### Exercise objective
Note each line where "Spectral" appears, and copy it.

* Begin *

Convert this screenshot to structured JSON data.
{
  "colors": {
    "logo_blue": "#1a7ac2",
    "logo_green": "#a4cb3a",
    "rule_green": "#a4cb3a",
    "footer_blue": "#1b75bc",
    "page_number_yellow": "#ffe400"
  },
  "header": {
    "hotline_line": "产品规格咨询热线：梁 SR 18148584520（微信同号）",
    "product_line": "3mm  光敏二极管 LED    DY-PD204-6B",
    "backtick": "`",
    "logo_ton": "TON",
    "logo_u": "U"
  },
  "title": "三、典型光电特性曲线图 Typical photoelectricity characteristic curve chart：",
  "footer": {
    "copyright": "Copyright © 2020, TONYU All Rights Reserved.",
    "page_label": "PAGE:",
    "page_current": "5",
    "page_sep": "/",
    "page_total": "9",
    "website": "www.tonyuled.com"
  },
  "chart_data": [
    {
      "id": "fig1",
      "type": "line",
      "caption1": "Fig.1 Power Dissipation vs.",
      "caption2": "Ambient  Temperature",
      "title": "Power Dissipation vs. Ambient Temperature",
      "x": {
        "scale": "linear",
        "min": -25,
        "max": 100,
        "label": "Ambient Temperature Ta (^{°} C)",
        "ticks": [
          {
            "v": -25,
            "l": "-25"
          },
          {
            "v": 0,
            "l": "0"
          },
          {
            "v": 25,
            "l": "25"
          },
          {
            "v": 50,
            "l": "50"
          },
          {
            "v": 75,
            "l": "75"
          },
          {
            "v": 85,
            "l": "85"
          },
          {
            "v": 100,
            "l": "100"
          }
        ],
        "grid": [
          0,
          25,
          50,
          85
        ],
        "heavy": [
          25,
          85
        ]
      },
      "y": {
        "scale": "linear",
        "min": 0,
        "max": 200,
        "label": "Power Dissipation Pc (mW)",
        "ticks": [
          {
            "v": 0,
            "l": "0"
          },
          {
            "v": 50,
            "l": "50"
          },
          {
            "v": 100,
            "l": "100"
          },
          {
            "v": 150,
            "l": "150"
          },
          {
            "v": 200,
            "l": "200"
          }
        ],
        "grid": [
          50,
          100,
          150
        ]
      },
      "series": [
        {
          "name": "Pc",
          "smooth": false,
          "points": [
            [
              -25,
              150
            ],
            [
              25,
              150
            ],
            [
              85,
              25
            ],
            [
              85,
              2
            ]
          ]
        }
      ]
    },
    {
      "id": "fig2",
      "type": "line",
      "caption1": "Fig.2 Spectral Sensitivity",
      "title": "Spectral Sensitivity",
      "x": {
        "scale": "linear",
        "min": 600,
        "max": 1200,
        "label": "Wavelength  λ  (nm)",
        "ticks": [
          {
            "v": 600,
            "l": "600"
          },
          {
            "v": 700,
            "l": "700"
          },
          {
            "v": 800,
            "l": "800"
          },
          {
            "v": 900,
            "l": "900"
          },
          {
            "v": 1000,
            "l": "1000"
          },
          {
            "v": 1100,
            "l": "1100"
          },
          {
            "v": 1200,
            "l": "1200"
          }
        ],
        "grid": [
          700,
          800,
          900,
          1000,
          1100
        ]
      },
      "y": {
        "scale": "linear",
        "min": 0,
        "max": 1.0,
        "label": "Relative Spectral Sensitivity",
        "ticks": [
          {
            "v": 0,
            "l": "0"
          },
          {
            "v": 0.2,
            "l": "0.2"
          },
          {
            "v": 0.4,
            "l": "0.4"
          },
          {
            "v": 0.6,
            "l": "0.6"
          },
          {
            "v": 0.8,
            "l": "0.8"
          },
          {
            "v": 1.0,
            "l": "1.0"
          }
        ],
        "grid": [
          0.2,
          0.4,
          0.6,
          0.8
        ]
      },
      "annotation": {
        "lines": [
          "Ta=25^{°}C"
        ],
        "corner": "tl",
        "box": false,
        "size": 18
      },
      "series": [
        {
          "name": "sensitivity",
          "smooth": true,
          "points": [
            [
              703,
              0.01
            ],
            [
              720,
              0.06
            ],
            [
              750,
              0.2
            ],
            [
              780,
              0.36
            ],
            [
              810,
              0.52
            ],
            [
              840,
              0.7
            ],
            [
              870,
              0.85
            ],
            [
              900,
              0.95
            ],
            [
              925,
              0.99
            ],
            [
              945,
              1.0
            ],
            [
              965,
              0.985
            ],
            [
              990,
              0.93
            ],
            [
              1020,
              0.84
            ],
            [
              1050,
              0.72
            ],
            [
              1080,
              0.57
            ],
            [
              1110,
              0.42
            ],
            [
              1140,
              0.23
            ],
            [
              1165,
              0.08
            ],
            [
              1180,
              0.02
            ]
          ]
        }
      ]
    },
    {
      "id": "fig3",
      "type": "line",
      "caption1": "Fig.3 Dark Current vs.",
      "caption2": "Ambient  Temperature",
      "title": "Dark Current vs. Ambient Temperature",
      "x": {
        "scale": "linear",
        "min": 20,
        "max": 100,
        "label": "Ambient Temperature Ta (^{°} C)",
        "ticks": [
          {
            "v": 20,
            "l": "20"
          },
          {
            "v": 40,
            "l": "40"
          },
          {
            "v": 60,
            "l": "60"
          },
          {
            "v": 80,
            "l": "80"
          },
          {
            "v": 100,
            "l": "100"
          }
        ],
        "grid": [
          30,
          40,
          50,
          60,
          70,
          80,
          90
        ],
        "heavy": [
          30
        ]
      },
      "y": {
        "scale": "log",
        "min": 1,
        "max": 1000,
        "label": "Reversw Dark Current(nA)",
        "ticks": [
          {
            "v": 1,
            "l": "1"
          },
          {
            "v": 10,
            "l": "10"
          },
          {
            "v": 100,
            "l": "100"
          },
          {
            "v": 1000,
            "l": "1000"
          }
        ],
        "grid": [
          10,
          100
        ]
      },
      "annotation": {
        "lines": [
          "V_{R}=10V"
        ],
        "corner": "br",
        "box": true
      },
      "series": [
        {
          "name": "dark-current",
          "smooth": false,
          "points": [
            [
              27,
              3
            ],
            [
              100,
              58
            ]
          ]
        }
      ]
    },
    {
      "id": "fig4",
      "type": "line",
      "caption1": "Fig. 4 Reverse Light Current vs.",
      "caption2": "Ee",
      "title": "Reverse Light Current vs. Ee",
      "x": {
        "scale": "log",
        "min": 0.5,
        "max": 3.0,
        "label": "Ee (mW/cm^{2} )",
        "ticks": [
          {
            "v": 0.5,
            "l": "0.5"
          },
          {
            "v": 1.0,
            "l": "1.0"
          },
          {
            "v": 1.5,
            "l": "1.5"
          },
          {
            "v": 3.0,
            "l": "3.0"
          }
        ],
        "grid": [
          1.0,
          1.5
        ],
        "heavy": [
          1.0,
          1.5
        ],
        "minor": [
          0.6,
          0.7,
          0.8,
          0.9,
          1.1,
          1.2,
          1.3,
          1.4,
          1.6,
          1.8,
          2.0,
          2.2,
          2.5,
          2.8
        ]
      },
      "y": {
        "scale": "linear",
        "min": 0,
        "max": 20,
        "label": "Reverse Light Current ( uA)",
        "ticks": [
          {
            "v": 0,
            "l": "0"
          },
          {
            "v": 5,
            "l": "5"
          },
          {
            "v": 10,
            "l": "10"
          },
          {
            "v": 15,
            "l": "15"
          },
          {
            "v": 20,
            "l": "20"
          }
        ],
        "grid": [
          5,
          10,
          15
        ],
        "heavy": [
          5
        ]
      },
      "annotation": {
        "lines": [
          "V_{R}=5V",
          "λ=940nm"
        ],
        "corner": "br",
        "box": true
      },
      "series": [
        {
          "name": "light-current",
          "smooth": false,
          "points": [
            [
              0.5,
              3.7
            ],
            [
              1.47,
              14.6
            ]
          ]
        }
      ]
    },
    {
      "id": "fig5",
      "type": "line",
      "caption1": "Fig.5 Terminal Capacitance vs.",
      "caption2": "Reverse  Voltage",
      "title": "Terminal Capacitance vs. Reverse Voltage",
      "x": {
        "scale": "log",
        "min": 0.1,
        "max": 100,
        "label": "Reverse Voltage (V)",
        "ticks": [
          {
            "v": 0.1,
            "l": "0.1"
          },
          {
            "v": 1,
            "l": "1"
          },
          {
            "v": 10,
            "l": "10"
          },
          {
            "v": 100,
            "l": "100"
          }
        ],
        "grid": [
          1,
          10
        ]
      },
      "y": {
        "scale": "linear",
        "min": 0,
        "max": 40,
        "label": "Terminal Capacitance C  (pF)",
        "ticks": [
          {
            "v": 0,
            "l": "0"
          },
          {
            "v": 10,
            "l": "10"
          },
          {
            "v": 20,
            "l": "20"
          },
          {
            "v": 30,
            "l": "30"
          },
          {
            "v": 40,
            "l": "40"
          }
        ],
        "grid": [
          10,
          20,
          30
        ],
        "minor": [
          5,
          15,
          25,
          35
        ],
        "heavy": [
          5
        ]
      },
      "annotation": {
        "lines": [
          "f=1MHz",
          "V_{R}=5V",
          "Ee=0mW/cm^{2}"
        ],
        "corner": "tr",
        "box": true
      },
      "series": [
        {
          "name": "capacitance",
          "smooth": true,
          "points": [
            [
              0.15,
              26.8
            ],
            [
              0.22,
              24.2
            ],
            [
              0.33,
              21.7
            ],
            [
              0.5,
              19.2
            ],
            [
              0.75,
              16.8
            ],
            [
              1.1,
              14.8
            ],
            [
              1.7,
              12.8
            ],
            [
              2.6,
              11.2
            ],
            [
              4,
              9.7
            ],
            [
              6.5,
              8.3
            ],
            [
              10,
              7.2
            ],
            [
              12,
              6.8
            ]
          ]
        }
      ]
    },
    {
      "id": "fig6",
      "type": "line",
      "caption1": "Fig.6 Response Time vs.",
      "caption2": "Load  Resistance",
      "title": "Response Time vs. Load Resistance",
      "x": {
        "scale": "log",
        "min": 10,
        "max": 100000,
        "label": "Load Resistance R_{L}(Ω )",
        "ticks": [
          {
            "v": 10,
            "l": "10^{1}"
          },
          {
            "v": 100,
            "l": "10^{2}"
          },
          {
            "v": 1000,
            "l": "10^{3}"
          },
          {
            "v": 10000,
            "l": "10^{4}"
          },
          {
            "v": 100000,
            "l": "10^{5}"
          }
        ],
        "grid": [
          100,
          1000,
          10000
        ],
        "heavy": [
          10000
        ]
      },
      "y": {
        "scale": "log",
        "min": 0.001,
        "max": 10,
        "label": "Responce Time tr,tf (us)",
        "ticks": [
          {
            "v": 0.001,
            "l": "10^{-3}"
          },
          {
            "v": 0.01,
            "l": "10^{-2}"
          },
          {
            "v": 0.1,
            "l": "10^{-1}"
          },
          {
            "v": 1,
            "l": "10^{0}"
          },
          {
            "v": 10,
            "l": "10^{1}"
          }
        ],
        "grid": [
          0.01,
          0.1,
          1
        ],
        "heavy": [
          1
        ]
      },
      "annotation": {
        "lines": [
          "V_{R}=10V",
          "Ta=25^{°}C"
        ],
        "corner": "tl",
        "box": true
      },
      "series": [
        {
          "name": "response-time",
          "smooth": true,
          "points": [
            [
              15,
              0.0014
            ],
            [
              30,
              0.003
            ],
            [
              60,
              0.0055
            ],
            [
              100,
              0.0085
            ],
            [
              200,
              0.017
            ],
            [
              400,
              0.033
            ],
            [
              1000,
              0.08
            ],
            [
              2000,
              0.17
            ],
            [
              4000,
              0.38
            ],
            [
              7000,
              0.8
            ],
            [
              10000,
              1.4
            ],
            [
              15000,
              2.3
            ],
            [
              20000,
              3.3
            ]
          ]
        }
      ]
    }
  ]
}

* End *

### Expected answer
      "caption1": "Fig.2 Spectral Sensitivity",
      "title": "Spectral Sensitivity",
        "label": "Relative Spectral Sensitivity",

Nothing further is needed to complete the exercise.